■ Given entries ■
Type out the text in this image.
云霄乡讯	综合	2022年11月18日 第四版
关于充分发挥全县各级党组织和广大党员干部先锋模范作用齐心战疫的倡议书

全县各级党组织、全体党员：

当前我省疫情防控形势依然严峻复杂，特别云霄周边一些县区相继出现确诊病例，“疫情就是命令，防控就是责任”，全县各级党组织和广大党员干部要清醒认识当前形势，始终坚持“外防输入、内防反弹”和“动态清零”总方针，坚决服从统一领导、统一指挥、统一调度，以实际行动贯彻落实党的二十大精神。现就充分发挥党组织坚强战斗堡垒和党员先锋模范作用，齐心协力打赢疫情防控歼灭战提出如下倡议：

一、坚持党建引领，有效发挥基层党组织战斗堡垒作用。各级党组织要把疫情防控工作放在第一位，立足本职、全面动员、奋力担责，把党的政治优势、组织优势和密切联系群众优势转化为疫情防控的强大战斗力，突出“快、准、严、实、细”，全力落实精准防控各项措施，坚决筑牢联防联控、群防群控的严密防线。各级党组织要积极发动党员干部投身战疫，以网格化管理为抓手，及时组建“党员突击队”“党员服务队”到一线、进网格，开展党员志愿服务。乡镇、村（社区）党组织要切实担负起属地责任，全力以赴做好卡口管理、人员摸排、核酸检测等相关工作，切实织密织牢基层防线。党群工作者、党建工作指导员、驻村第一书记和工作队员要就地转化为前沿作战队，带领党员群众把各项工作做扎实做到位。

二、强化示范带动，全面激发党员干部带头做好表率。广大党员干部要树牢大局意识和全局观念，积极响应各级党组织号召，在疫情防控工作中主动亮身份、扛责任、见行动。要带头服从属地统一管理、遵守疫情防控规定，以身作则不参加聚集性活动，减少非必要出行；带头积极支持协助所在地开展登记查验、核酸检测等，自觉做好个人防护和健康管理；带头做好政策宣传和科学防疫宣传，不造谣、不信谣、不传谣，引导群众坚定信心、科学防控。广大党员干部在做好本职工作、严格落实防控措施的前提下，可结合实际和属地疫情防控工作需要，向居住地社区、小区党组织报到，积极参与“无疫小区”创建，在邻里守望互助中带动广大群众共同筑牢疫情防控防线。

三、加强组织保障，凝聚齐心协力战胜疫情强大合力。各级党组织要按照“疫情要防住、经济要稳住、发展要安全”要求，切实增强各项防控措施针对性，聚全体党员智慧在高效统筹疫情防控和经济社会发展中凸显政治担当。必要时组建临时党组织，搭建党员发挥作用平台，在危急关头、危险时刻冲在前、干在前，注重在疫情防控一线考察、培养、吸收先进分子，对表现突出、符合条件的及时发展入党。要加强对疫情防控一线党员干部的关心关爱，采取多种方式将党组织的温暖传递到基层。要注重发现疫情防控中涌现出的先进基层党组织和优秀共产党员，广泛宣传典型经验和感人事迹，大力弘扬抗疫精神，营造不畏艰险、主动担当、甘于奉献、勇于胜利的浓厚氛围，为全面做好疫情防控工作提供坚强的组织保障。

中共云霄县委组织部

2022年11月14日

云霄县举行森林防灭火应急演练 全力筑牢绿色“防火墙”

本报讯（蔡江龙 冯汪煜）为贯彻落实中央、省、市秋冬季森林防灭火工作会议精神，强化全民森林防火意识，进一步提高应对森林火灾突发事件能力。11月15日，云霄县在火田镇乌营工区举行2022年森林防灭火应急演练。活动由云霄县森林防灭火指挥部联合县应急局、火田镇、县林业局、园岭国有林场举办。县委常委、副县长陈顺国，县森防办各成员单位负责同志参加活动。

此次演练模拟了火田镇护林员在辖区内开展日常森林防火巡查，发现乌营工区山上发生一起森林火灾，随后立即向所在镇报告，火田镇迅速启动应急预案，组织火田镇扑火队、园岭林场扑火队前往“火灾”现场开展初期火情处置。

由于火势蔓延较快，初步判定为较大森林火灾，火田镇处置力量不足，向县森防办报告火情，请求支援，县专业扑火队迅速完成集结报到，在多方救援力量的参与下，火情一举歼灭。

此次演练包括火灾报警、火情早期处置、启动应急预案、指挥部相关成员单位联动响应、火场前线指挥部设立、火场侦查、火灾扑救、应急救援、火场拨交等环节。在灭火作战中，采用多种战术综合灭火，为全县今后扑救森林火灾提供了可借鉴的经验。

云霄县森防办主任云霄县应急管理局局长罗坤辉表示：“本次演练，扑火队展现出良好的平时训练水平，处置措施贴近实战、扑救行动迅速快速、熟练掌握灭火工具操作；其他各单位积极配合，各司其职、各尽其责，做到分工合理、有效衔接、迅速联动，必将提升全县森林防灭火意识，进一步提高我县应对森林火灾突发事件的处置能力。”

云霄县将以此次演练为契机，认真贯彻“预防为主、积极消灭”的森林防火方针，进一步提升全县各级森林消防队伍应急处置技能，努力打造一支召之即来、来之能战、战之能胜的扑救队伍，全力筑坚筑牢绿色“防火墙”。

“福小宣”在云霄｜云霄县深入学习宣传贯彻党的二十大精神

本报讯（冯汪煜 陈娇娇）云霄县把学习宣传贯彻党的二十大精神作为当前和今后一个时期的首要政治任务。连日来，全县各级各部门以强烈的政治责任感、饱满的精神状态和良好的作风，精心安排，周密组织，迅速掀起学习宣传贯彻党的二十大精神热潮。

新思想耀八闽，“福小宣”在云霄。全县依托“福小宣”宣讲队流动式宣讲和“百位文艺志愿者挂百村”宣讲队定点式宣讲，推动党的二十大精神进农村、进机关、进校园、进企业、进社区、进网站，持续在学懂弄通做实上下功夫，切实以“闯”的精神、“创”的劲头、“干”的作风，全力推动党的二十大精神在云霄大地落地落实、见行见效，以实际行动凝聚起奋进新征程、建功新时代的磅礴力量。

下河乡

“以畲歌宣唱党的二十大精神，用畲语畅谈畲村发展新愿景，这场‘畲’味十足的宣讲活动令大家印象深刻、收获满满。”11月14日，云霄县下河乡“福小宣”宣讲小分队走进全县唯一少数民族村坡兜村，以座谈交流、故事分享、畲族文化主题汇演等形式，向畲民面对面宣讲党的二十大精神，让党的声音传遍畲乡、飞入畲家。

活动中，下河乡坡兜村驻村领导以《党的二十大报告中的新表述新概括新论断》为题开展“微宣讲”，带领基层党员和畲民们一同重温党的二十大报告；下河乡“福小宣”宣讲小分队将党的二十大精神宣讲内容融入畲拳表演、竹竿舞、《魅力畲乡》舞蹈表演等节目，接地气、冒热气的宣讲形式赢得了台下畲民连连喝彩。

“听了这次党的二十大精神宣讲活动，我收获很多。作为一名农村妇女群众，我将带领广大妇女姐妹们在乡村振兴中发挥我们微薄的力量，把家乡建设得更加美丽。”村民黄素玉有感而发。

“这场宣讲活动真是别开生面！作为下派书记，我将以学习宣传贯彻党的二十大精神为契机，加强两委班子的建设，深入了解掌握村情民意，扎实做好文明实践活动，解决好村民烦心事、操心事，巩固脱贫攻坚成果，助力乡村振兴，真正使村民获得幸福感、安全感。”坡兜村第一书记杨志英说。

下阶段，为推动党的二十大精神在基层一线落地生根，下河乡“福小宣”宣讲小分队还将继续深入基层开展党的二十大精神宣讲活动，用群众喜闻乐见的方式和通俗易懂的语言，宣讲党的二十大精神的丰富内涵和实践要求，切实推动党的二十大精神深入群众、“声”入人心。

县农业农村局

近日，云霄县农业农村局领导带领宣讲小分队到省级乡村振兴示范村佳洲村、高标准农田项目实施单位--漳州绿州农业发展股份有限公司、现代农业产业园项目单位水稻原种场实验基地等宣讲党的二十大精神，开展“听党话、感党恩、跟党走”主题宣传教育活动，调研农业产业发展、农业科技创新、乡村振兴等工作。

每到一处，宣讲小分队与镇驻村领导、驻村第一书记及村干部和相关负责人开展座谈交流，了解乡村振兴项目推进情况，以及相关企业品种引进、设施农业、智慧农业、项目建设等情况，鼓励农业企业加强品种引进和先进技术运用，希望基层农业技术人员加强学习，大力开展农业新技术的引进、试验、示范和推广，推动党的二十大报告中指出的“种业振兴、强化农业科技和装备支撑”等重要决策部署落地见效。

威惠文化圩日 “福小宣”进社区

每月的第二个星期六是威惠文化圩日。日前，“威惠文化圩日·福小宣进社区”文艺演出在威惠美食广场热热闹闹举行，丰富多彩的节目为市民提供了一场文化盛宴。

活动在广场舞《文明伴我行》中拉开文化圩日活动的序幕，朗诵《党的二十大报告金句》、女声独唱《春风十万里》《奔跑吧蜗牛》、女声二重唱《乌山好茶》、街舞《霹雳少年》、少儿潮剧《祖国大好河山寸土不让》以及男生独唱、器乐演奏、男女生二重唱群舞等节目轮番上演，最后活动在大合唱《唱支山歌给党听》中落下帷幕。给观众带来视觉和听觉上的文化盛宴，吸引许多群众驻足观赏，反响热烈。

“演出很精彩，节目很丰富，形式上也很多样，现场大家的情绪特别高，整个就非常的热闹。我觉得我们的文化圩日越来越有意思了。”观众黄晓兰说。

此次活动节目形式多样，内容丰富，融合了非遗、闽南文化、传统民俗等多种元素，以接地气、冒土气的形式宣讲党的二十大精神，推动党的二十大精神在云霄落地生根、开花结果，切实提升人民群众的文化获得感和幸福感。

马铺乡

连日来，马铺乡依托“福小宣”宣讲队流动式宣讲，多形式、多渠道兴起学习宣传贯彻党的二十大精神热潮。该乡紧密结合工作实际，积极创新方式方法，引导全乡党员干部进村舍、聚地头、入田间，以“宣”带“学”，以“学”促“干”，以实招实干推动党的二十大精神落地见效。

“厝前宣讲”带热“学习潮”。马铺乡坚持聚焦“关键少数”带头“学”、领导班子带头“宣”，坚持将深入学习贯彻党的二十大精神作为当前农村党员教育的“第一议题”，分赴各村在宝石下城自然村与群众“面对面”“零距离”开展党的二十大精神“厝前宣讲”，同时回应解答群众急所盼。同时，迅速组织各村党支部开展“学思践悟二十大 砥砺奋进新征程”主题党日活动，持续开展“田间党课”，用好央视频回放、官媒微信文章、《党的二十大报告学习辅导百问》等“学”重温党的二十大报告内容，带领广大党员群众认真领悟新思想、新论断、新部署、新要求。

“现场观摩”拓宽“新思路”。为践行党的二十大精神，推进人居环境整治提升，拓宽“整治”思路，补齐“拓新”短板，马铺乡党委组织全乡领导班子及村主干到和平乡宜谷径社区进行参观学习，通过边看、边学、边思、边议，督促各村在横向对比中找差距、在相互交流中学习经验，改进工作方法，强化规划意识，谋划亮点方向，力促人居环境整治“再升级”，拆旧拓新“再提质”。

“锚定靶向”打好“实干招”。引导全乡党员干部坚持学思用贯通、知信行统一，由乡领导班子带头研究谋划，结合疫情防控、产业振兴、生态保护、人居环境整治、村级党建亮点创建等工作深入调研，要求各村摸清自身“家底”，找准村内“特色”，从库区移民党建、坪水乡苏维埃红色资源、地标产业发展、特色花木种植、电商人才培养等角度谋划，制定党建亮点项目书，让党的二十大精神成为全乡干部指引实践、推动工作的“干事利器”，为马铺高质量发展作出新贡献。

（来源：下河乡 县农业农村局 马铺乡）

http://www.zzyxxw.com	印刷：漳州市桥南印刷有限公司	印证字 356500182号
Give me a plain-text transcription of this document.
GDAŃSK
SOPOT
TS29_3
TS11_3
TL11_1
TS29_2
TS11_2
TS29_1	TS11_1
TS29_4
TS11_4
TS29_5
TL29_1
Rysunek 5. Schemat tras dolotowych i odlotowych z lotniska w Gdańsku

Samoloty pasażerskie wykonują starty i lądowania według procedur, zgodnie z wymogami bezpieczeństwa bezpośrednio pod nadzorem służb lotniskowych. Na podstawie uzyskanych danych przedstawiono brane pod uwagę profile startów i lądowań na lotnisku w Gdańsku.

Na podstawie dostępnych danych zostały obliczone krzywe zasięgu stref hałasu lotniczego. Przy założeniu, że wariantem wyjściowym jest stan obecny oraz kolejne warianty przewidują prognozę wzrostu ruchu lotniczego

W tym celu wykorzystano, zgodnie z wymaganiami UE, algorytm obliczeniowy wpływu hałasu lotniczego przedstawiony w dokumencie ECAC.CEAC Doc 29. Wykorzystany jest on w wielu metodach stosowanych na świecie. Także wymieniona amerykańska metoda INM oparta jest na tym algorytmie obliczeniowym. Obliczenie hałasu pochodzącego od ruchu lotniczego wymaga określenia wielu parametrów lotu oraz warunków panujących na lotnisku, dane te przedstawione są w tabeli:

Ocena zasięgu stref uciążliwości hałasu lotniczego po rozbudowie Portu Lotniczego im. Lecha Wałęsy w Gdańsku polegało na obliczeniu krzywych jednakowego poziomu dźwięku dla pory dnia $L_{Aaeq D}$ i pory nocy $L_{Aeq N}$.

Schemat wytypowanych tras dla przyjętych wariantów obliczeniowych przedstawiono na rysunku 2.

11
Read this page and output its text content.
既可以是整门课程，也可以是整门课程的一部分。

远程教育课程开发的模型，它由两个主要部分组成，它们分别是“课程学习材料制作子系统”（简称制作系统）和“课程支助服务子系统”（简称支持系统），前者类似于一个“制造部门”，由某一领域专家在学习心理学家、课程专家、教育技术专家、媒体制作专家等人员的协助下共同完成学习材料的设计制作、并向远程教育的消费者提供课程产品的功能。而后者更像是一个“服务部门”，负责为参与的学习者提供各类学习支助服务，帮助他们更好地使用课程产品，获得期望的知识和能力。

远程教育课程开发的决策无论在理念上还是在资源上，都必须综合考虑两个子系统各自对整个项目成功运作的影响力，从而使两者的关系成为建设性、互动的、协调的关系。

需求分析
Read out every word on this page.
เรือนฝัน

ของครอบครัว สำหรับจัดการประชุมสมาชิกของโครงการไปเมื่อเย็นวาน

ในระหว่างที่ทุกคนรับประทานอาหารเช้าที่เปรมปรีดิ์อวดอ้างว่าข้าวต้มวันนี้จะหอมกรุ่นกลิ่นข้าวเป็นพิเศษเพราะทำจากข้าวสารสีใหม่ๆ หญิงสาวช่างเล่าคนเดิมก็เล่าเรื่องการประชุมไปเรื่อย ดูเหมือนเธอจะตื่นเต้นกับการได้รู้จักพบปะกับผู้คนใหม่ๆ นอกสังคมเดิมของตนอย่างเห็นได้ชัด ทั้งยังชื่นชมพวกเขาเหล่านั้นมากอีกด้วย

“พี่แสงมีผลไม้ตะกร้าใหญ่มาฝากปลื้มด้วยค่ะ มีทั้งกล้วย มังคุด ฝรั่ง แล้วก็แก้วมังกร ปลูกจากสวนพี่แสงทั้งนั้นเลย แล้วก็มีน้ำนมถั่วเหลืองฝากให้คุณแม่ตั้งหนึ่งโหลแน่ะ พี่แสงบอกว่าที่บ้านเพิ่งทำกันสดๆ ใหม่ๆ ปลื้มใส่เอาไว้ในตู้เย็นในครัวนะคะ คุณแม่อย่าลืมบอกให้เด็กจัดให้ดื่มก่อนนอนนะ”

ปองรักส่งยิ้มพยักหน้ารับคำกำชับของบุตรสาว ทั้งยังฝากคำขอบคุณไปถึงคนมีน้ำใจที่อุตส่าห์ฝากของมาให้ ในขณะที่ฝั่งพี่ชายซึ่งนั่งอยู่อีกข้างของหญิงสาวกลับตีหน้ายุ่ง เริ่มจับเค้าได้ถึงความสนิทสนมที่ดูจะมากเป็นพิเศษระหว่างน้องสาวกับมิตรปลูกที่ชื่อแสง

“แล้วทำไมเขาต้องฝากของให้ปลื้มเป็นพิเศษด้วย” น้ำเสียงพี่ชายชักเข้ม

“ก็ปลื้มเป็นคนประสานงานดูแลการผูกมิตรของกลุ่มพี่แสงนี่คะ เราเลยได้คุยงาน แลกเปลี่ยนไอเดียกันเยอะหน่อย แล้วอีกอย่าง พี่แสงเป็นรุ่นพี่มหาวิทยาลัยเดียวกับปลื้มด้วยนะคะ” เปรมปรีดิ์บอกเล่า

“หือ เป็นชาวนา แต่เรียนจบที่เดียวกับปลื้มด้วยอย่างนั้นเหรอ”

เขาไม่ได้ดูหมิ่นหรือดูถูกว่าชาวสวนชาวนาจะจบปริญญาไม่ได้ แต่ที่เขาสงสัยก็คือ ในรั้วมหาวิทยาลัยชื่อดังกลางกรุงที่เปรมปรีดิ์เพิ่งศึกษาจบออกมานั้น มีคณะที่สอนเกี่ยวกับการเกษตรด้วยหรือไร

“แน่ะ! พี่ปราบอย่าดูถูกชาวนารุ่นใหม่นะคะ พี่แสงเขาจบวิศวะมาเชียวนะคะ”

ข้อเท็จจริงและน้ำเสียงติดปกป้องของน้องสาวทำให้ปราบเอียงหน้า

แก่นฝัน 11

■ Exercise description ■
Lines containing the string "przedstawiono" are to be selected and copied.

■ Reply to the task ■
Samoloty pasażerskie wykonują starty i lądowania według procedur, zgodnie z wymogami bezpieczeństwa bezpośrednio pod nadzorem służb lotniskowych. Na podstawie uzyskanych danych przedstawiono brane pod uwagę profile startów i lądowań na lotnisku w Gdańsku.
Schemat wytypowanych tras dla przyjętych wariantów obliczeniowych przedstawiono na rysunku 2.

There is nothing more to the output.